Omit the pictures, please, and give each record below again exactly.

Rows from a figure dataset

**********

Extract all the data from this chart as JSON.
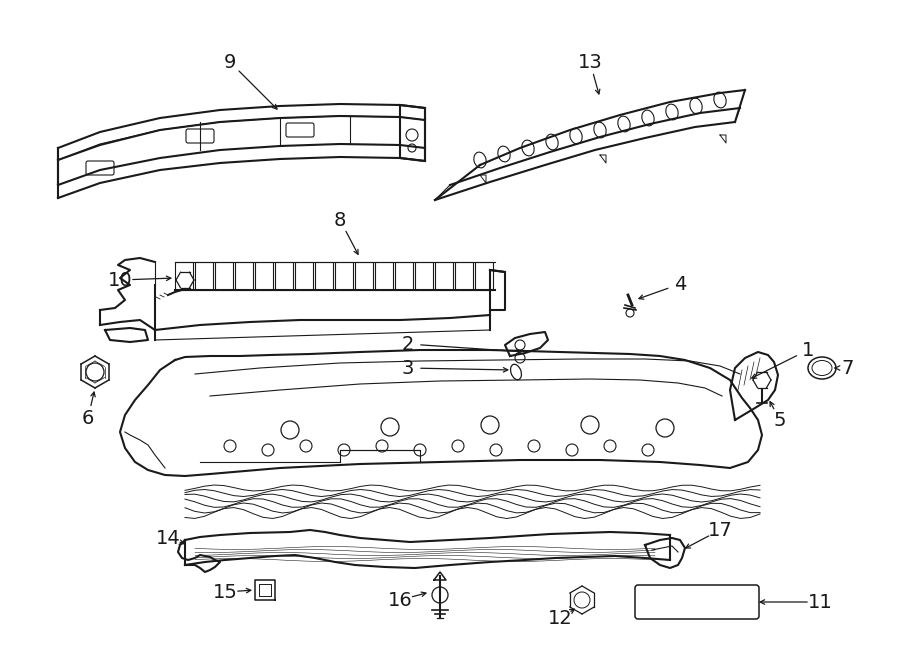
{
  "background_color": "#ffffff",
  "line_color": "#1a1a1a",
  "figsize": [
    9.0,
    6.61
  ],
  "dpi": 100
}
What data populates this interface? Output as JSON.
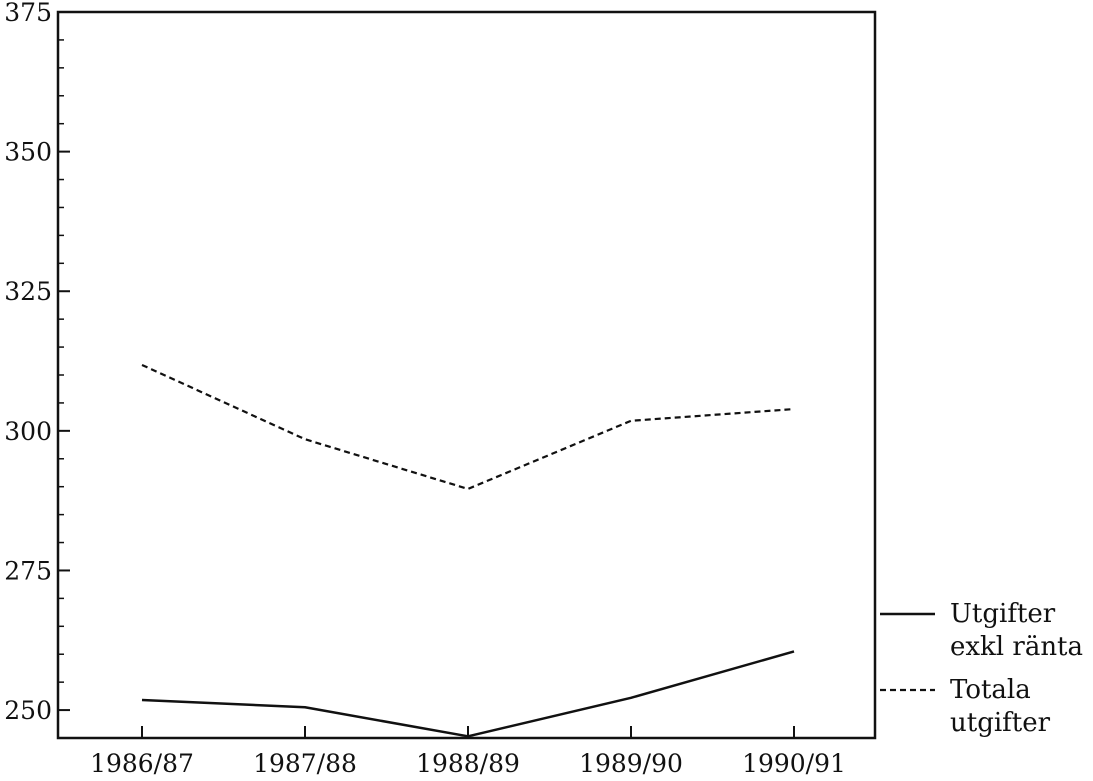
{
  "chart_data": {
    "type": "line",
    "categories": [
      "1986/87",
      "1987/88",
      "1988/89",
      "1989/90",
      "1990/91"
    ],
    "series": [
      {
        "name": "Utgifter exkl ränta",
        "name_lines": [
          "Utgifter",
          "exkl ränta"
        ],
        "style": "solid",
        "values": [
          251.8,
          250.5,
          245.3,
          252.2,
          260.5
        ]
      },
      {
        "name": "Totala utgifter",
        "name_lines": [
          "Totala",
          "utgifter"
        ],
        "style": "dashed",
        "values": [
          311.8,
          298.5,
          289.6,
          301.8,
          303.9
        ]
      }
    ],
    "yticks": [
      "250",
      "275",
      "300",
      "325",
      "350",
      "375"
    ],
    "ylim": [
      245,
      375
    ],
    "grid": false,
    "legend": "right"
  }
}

**********

== Answer to this task ==
Extract all the data from this chart as JSON.
{
  "background_color": "#ffffff",
  "line_color": "#1a1a1a",
  "figsize": [
    9.0,
    6.61
  ],
  "dpi": 100
}
What data populates this interface? Output as JSON.
{
  "chart_data": {
    "type": "line",
    "categories": [
      "1986/87",
      "1987/88",
      "1988/89",
      "1989/90",
      "1990/91"
    ],
    "series": [
      {
        "name": "Utgifter exkl ränta",
        "name_lines": [
          "Utgifter",
          "exkl ränta"
        ],
        "style": "solid",
        "values": [
          251.8,
          250.5,
          245.3,
          252.2,
          260.5
        ]
      },
      {
        "name": "Totala utgifter",
        "name_lines": [
          "Totala",
          "utgifter"
        ],
        "style": "dashed",
        "values": [
          311.8,
          298.5,
          289.6,
          301.8,
          303.9
        ]
      }
    ],
    "yticks": [
      "250",
      "275",
      "300",
      "325",
      "350",
      "375"
    ],
    "ylim": [
      245,
      375
    ],
    "grid": false,
    "legend": "right"
  }
}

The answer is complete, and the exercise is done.